Instructions for the task:
Go over the entries below line by line, copying each one that contains the word "localização".

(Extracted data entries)

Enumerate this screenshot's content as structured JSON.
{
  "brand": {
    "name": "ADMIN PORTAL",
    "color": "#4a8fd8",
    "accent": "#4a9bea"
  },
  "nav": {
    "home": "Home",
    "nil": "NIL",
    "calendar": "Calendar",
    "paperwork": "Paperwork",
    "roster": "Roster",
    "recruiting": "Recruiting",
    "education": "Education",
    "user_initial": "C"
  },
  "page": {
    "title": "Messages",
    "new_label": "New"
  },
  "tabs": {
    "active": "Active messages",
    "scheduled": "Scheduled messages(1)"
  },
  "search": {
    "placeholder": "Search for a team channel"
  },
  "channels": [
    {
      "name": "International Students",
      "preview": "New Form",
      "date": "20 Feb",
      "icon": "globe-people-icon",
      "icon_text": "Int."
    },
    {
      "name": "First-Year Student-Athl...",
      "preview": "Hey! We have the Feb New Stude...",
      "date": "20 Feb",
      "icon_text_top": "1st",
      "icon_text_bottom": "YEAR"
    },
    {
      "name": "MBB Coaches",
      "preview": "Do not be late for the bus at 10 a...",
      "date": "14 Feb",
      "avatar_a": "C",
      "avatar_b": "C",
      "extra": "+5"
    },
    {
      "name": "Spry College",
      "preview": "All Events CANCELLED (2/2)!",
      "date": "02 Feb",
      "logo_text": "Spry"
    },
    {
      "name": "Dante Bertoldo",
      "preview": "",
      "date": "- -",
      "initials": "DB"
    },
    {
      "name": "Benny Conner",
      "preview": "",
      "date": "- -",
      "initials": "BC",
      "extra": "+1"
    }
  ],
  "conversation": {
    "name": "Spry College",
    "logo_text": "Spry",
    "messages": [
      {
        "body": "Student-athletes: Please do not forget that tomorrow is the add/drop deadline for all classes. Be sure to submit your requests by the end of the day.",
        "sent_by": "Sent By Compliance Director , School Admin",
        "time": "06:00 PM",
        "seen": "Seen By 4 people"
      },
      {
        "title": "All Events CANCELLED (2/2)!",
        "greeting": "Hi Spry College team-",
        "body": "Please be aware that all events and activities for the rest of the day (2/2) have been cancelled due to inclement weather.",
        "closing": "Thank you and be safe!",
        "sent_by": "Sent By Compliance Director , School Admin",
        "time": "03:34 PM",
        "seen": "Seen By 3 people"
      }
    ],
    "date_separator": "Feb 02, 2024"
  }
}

---

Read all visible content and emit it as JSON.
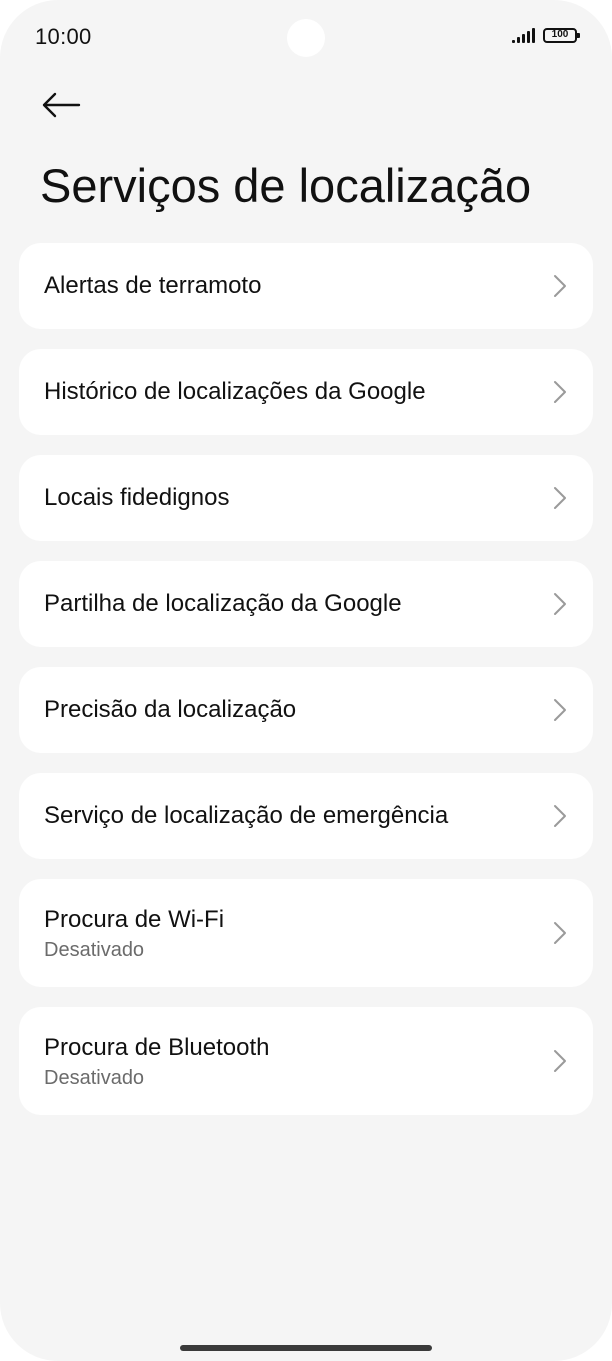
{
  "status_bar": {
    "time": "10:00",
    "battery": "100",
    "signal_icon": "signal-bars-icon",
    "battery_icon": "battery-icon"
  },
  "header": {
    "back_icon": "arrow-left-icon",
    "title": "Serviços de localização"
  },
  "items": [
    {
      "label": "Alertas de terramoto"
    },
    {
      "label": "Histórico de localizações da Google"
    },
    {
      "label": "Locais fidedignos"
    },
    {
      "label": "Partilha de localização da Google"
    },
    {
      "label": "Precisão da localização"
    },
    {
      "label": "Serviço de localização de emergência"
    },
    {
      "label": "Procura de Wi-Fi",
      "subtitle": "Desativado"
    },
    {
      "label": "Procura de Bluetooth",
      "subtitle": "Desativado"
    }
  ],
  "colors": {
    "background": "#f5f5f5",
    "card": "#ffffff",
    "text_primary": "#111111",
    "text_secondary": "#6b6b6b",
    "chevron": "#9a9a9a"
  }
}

---

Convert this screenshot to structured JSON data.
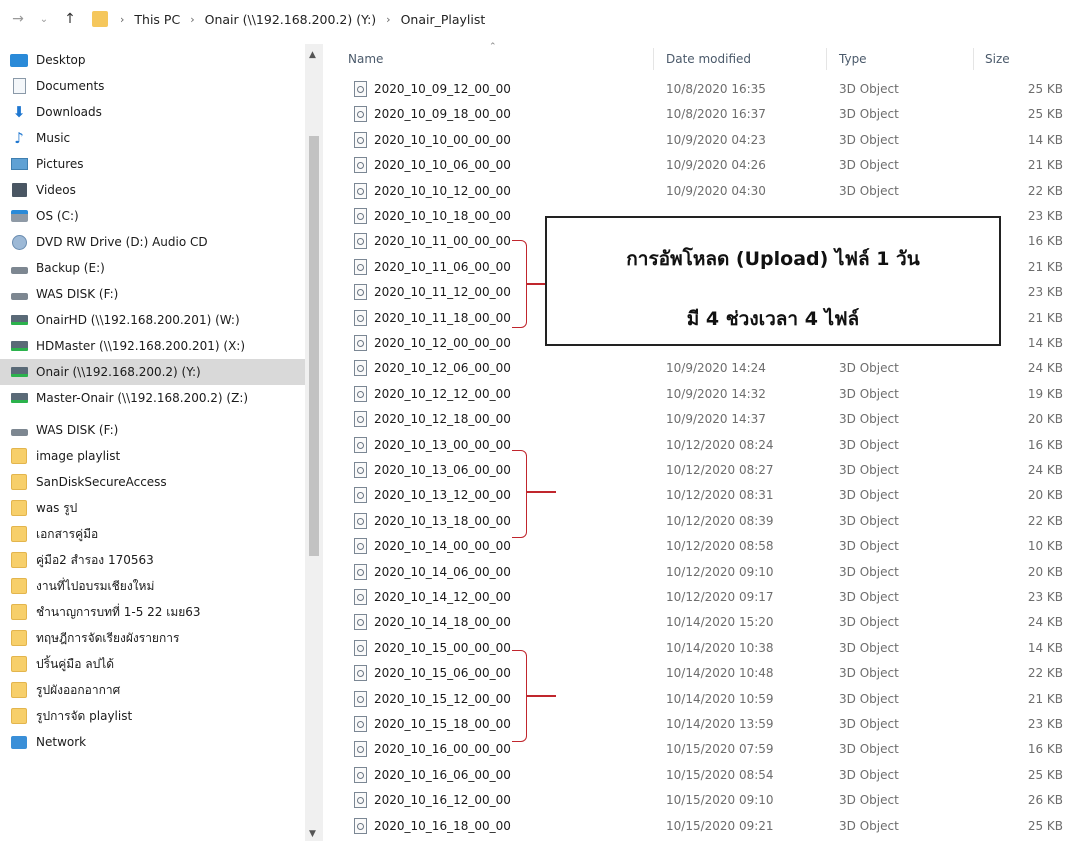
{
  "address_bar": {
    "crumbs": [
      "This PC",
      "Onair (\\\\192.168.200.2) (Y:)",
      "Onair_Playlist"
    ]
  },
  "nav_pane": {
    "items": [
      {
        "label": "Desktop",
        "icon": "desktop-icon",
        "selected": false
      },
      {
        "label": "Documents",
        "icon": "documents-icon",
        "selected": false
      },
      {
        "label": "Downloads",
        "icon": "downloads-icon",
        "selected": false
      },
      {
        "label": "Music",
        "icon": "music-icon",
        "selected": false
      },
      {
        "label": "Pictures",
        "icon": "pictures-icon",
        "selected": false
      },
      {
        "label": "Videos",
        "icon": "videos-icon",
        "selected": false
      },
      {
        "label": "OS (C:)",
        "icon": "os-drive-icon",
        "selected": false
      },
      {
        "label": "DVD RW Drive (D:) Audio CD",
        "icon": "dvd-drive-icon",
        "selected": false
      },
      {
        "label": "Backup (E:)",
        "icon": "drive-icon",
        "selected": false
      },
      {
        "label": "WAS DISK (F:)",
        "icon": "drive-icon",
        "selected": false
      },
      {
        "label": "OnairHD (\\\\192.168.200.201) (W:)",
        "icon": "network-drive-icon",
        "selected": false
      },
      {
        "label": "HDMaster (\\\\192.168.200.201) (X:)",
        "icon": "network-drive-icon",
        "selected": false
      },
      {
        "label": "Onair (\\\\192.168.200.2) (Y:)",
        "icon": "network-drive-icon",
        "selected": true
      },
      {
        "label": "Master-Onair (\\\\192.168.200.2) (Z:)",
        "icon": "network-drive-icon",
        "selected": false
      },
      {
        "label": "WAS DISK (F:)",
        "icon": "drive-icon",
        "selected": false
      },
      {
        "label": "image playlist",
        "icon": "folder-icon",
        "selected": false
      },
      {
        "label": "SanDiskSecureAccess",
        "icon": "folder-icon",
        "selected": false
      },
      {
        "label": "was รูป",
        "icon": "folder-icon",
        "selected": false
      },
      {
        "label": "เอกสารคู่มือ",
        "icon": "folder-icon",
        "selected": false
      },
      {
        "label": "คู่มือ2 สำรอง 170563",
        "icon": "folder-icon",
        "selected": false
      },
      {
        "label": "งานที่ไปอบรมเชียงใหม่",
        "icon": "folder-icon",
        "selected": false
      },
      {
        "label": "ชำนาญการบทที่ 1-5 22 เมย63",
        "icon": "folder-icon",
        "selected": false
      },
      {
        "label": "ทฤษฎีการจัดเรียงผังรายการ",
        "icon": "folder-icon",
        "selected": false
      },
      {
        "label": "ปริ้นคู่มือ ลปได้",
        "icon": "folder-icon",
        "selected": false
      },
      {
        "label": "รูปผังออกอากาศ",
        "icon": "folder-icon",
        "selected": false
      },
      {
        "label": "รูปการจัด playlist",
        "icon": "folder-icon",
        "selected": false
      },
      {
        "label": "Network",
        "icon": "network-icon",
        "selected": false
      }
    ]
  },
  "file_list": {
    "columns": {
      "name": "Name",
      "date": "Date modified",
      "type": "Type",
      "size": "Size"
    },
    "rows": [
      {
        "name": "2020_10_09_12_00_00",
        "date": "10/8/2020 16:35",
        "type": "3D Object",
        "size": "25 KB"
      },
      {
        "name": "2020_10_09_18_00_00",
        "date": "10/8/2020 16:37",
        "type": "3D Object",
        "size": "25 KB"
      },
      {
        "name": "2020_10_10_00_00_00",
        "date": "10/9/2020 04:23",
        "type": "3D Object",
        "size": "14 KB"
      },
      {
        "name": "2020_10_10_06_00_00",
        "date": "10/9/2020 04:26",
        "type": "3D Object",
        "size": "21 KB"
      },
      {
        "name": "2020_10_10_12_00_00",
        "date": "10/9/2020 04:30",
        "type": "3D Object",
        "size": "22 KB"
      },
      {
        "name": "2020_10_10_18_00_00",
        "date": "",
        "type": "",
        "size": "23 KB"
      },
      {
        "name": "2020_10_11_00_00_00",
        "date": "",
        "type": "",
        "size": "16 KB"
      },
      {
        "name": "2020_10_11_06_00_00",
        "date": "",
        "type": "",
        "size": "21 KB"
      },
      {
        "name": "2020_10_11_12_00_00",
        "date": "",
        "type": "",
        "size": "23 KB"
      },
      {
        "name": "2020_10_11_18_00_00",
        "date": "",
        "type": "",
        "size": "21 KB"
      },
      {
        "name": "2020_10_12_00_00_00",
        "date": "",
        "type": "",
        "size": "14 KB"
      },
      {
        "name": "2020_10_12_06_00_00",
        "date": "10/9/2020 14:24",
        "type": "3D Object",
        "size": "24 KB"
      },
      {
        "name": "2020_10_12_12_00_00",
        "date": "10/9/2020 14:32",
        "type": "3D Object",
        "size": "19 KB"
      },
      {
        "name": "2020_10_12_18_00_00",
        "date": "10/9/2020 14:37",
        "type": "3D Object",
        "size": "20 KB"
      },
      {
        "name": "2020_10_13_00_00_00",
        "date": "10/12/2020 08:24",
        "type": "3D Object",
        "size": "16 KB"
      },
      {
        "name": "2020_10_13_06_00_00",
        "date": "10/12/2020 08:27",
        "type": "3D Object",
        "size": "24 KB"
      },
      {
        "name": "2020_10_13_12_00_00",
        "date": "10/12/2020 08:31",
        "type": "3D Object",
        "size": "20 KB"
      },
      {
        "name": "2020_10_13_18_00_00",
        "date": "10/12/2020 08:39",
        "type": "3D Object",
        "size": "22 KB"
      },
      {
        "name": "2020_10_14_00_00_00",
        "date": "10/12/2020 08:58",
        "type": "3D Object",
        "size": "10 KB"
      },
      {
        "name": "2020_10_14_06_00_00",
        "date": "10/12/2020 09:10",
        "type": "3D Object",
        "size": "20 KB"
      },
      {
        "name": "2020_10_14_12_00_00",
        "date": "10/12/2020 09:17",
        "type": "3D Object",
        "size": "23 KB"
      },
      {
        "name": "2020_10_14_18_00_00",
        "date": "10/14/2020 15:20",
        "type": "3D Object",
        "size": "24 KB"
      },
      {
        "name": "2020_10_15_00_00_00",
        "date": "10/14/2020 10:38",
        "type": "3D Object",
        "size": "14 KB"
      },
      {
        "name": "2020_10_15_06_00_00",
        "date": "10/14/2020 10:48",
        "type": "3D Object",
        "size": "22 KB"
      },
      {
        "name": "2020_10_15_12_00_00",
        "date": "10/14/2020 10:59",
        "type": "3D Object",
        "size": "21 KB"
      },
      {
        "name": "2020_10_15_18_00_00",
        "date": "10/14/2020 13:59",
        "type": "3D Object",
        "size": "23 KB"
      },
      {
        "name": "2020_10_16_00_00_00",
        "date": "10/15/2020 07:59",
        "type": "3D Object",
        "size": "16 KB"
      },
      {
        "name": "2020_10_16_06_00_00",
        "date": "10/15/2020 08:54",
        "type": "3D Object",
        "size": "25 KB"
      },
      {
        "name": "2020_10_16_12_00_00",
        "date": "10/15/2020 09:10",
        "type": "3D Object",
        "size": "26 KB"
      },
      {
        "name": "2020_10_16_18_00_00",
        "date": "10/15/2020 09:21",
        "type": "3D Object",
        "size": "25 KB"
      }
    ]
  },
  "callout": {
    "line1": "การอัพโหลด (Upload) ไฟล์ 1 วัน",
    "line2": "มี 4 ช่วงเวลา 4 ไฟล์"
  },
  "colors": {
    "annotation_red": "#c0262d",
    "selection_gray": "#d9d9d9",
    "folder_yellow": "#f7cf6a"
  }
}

The solution:
    "title": "Serviços de localização"
      "label": "Partilha de localização da Google"
      "label": "Precisão da localização"
      "label": "Serviço de localização de emergência"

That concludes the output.